[Saved data entries]
════════════════════
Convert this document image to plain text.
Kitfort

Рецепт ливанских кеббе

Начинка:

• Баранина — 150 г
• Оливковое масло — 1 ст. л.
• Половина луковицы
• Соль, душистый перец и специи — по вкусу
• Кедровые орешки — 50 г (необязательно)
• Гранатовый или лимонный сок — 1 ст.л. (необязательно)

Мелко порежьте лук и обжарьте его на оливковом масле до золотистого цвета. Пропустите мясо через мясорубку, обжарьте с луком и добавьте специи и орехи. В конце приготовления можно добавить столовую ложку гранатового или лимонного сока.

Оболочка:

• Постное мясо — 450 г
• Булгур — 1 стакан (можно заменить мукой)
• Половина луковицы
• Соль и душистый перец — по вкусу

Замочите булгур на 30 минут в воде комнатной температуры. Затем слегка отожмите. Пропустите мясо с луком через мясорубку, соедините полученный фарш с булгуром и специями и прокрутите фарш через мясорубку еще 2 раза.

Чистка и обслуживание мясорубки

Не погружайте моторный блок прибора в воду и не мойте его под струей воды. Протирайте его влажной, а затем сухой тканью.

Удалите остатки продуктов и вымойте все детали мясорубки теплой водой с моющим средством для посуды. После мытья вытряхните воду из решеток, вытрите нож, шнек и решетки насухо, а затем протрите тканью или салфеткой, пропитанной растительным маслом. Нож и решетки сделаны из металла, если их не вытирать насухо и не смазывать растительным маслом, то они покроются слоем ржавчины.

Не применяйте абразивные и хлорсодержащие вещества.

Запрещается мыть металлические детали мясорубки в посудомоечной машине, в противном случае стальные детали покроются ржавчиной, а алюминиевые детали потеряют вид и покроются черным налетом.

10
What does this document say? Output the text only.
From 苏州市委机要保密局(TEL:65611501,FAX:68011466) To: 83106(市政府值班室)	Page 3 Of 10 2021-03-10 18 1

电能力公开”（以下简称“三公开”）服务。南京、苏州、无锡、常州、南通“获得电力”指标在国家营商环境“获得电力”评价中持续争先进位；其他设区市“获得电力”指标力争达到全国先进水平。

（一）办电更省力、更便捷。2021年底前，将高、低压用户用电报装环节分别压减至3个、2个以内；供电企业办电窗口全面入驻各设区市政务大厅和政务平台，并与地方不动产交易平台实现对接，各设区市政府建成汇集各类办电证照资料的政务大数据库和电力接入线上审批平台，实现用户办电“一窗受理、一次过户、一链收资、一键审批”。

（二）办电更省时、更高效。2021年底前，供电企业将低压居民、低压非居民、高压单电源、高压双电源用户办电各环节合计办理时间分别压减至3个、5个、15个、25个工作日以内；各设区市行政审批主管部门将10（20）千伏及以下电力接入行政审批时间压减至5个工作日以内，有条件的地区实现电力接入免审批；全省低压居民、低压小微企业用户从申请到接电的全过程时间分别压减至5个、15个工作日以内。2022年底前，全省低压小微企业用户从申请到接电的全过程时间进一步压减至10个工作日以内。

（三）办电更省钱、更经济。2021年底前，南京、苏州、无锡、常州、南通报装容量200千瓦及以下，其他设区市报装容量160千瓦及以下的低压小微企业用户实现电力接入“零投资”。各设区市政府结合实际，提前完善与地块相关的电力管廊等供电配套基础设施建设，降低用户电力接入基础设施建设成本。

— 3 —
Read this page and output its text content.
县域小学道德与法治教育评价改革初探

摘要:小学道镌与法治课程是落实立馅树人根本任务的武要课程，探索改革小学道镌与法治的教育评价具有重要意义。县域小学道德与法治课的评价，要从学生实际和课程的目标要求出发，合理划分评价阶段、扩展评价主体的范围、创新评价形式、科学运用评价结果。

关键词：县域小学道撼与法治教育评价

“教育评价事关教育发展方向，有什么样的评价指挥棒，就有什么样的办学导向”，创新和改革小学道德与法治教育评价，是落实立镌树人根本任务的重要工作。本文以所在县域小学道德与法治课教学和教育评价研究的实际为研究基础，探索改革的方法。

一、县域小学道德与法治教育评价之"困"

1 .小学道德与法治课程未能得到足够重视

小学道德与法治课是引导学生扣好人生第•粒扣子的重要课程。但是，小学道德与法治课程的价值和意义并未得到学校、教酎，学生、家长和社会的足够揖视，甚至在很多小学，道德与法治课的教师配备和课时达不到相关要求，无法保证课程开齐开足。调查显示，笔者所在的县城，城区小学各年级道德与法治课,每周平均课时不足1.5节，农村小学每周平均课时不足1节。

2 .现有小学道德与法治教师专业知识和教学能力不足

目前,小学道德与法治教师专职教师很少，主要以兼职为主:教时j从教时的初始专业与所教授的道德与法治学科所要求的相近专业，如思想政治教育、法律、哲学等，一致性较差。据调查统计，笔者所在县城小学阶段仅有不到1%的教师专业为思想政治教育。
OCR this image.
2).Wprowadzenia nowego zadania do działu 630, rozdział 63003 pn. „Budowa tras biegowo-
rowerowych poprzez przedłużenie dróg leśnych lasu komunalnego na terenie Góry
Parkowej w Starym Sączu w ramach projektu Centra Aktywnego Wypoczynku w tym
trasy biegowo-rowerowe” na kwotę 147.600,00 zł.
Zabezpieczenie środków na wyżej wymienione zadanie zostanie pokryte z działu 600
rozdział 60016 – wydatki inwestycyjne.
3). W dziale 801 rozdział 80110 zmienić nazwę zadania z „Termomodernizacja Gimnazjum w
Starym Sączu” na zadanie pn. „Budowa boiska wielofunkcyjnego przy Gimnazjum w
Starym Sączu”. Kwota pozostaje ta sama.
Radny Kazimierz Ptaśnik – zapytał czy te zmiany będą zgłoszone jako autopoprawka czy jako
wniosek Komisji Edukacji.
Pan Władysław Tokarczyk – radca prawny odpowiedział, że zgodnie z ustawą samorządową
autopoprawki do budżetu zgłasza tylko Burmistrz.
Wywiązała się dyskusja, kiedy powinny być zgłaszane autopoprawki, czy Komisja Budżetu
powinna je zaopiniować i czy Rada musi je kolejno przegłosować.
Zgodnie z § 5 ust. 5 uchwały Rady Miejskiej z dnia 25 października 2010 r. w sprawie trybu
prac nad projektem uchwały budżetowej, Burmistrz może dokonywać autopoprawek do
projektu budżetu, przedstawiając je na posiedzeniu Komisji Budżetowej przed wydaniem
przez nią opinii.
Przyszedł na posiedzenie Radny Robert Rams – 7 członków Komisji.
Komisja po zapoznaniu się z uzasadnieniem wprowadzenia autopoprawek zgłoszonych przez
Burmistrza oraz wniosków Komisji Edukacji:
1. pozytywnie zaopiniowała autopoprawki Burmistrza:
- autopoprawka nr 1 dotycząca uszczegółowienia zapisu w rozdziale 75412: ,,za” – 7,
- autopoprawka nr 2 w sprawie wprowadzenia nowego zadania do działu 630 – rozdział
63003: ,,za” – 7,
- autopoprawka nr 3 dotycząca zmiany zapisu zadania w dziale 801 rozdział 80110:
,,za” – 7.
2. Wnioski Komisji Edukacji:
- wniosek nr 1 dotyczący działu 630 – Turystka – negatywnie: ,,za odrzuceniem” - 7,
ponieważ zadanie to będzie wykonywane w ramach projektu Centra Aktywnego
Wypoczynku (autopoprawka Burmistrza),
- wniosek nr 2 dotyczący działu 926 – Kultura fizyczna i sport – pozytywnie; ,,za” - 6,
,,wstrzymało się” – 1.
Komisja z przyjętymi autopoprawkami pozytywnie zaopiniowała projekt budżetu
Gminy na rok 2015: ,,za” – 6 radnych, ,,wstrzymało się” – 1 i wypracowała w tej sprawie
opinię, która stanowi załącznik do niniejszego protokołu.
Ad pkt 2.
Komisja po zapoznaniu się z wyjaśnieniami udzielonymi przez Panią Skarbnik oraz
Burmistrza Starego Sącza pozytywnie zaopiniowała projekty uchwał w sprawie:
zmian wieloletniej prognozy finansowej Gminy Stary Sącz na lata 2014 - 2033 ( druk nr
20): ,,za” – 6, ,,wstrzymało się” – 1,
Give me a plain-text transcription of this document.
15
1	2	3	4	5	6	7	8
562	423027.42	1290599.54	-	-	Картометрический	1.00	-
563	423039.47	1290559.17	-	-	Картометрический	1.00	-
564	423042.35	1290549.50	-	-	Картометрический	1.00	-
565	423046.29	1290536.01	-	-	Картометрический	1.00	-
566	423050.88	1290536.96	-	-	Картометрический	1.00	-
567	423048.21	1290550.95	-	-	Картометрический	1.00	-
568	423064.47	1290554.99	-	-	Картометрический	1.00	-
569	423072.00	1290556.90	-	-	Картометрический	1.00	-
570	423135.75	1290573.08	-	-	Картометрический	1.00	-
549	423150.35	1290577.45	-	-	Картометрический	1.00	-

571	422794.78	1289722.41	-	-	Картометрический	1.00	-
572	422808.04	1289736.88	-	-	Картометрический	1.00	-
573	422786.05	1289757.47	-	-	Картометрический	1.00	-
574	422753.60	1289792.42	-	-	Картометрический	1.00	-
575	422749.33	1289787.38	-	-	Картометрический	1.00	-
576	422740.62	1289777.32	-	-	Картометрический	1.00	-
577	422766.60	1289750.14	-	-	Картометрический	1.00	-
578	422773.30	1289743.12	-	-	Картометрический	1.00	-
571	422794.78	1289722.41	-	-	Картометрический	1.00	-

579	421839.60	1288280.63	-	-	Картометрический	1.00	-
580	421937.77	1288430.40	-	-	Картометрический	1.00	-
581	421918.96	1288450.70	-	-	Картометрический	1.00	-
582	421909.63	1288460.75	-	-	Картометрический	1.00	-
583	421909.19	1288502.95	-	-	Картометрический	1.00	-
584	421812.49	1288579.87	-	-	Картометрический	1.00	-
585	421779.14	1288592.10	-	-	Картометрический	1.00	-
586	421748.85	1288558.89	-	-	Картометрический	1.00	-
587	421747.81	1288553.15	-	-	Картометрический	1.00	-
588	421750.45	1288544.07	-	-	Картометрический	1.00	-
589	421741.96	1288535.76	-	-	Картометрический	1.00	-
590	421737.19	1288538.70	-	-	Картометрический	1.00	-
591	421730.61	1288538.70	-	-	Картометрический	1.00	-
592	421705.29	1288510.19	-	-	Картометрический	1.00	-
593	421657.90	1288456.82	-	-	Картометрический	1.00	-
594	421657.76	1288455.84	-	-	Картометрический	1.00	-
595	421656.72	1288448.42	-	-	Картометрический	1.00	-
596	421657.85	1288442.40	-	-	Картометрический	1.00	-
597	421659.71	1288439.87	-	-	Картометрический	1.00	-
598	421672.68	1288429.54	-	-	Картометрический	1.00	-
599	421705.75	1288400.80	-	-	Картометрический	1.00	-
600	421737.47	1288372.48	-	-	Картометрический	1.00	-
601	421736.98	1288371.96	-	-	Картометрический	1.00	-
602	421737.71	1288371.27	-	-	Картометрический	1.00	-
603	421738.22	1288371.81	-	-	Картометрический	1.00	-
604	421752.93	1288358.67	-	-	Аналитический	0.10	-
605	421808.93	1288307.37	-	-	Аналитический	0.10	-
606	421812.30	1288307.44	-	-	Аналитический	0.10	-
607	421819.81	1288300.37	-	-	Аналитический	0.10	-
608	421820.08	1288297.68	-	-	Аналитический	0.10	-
════════════════════
## EXERCISE AIM
Say the number of lines in the records above that include the string "мясорубки", and no more.

## ANSWER TO THIS PROBLEM
3